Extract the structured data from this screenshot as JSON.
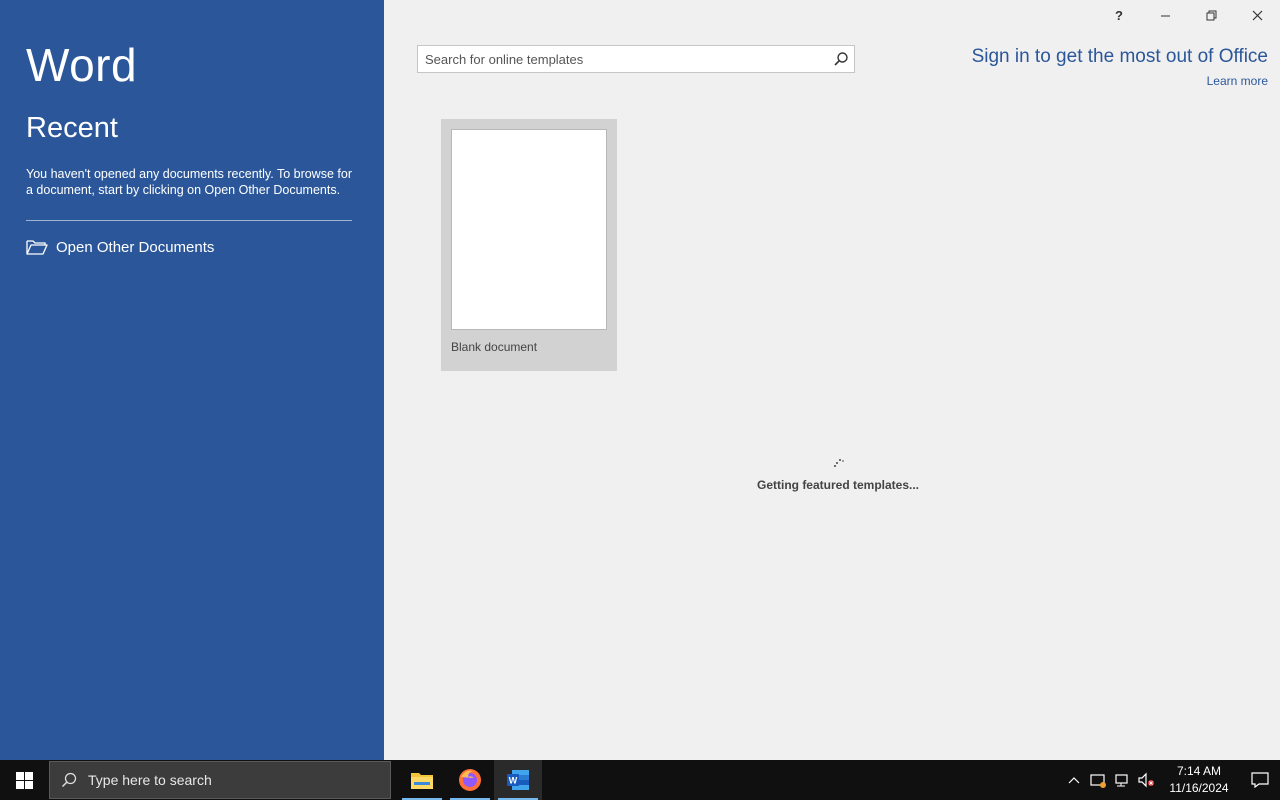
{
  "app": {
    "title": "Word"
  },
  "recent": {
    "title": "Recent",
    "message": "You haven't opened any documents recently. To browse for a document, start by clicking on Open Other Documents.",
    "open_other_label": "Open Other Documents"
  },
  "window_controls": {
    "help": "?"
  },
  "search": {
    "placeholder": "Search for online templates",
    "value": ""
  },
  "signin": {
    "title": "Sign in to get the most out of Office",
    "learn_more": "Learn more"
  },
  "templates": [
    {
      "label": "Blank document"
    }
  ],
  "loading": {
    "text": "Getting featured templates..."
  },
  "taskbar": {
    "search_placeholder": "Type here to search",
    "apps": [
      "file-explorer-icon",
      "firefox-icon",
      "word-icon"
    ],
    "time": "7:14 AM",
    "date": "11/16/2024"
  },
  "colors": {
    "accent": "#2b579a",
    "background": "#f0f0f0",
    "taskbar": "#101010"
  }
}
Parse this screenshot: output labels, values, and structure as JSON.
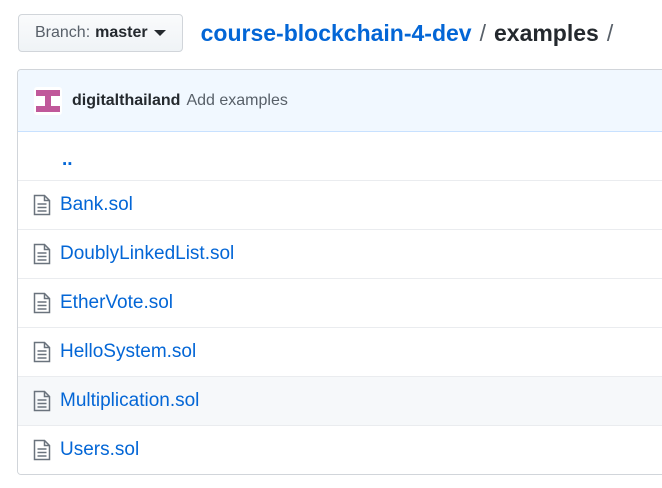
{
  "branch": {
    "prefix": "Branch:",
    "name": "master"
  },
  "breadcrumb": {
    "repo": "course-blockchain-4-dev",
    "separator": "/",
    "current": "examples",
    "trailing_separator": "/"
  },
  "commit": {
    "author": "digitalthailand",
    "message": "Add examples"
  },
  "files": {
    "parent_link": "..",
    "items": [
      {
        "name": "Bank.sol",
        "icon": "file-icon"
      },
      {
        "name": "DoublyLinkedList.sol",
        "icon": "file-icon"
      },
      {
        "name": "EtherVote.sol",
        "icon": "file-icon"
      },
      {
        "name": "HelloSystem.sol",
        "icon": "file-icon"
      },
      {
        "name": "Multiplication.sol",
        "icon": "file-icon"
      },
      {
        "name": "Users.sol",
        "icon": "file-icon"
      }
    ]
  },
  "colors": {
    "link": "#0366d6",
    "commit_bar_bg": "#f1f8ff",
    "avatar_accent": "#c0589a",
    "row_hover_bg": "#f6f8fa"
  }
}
________________________
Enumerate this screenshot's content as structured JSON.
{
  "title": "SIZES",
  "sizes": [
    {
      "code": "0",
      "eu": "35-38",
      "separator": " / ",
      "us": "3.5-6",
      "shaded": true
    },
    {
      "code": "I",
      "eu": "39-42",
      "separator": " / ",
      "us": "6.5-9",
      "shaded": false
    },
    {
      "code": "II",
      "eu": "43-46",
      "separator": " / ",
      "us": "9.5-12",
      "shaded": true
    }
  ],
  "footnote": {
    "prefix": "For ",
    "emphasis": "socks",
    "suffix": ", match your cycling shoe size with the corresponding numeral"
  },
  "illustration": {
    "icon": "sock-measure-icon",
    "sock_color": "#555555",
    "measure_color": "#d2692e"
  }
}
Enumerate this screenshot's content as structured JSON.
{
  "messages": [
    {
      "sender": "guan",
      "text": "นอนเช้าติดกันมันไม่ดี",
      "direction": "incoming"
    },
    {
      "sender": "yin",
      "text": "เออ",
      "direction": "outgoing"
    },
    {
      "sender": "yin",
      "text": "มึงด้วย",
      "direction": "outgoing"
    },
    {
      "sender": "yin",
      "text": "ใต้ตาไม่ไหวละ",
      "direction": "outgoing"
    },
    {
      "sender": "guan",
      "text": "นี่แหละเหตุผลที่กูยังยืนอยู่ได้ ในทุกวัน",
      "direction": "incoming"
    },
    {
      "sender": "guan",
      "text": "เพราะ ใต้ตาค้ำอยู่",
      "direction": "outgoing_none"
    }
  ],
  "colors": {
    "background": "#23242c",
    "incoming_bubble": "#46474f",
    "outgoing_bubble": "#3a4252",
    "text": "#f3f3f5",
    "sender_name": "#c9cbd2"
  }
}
________________________
◆ Problem to solve: Gather and copy every line of the data in which the string "Documents" is found.

◆ Solved problem:
    "message": "You haven't opened any documents recently. To browse for a document, start by clicking on Open Other Documents.",
    "open_other_label": "Open Other Documents"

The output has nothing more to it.